# [GIVEN RECORDS]

☆ ☆ ☆ ☆

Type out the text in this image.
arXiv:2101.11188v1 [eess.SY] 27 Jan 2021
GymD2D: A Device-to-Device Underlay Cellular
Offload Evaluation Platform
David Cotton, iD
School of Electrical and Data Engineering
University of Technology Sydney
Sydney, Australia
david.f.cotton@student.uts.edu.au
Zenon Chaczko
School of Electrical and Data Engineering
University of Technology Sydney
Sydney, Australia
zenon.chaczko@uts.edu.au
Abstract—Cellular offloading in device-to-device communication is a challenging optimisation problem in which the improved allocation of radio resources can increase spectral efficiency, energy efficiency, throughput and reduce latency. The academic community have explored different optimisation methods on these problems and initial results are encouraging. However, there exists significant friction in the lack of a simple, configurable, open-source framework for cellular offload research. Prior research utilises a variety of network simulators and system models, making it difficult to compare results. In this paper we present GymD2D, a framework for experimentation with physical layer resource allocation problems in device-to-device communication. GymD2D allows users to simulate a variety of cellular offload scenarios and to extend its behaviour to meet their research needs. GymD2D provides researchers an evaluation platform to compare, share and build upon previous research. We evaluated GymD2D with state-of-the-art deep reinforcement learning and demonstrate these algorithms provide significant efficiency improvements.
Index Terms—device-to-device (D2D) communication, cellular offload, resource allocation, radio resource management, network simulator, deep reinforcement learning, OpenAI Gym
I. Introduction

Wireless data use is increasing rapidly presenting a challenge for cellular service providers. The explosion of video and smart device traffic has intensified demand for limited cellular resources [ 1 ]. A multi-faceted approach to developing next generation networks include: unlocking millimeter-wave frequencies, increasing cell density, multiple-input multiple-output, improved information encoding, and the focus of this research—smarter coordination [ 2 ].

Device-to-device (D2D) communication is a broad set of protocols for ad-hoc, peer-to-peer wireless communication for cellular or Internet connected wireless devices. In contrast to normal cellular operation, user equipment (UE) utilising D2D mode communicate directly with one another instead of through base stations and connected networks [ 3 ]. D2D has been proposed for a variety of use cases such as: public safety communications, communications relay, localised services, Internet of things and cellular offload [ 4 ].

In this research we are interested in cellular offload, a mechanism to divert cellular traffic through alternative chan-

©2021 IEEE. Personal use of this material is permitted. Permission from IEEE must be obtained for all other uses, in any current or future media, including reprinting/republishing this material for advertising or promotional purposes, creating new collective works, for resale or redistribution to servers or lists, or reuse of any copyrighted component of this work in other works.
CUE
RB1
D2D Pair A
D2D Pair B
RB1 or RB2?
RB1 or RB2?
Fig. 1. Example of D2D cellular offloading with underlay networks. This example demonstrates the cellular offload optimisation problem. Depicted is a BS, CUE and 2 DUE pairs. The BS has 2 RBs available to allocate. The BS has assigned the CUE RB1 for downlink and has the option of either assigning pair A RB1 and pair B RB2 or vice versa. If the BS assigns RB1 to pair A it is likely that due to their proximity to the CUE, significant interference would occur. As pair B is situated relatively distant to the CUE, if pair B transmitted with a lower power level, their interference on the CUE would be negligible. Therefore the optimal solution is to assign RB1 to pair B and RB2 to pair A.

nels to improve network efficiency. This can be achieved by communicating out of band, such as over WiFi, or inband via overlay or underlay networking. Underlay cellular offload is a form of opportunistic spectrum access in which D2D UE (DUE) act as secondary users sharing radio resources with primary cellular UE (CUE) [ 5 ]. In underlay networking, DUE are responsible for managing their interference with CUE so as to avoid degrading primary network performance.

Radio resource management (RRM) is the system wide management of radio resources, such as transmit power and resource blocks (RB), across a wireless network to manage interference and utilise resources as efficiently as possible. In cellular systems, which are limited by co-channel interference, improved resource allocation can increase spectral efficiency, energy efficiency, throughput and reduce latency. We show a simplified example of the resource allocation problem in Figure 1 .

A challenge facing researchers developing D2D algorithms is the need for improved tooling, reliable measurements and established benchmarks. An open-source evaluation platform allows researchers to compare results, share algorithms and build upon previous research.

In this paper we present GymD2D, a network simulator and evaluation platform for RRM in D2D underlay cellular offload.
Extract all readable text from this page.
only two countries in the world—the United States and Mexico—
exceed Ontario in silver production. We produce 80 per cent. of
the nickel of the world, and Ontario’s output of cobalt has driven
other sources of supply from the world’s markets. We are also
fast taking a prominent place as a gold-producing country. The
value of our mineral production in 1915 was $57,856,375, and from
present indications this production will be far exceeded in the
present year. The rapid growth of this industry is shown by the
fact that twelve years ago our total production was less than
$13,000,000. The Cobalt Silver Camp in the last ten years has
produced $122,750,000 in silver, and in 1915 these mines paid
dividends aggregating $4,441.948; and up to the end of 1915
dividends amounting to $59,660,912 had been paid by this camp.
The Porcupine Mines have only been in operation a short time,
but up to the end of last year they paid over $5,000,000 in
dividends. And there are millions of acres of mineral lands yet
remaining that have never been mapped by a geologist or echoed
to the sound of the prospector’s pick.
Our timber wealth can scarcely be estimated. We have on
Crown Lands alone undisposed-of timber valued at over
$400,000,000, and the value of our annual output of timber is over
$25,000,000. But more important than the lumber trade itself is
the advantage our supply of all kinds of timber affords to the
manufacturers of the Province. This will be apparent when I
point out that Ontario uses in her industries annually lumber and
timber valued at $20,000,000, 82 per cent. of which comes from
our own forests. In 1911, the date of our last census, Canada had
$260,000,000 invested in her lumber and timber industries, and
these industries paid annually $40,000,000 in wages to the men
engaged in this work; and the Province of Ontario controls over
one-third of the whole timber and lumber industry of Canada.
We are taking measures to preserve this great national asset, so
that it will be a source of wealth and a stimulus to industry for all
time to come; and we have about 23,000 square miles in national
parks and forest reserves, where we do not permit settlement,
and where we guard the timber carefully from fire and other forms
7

☆ ☆ ☆ ☆

# [WHAT IS BEING ASKED]
Collect each line containing the string "power".

# [RESPONSE]
Fig. 1. Example of D2D cellular offloading with underlay networks. This example demonstrates the cellular offload optimisation problem. Depicted is a BS, CUE and 2 DUE pairs. The BS has 2 RBs available to allocate. The BS has assigned the CUE RB1 for downlink and has the option of either assigning pair A RB1 and pair B RB2 or vice versa. If the BS assigns RB1 to pair A it is likely that due to their proximity to the CUE, significant interference would occur. As pair B is situated relatively distant to the CUE, if pair B transmitted with a lower power level, their interference on the CUE would be negligible. Therefore the optimal solution is to assign RB1 to pair B and RB2 to pair A.
Radio resource management (RRM) is the system wide management of radio resources, such as transmit power and resource blocks (RB), across a wireless network to manage interference and utilise resources as efficiently as possible. In cellular systems, which are limited by co-channel interference, improved resource allocation can increase spectral efficiency, energy efficiency, throughput and reduce latency. We show a simplified example of the resource allocation problem in Figure 1 .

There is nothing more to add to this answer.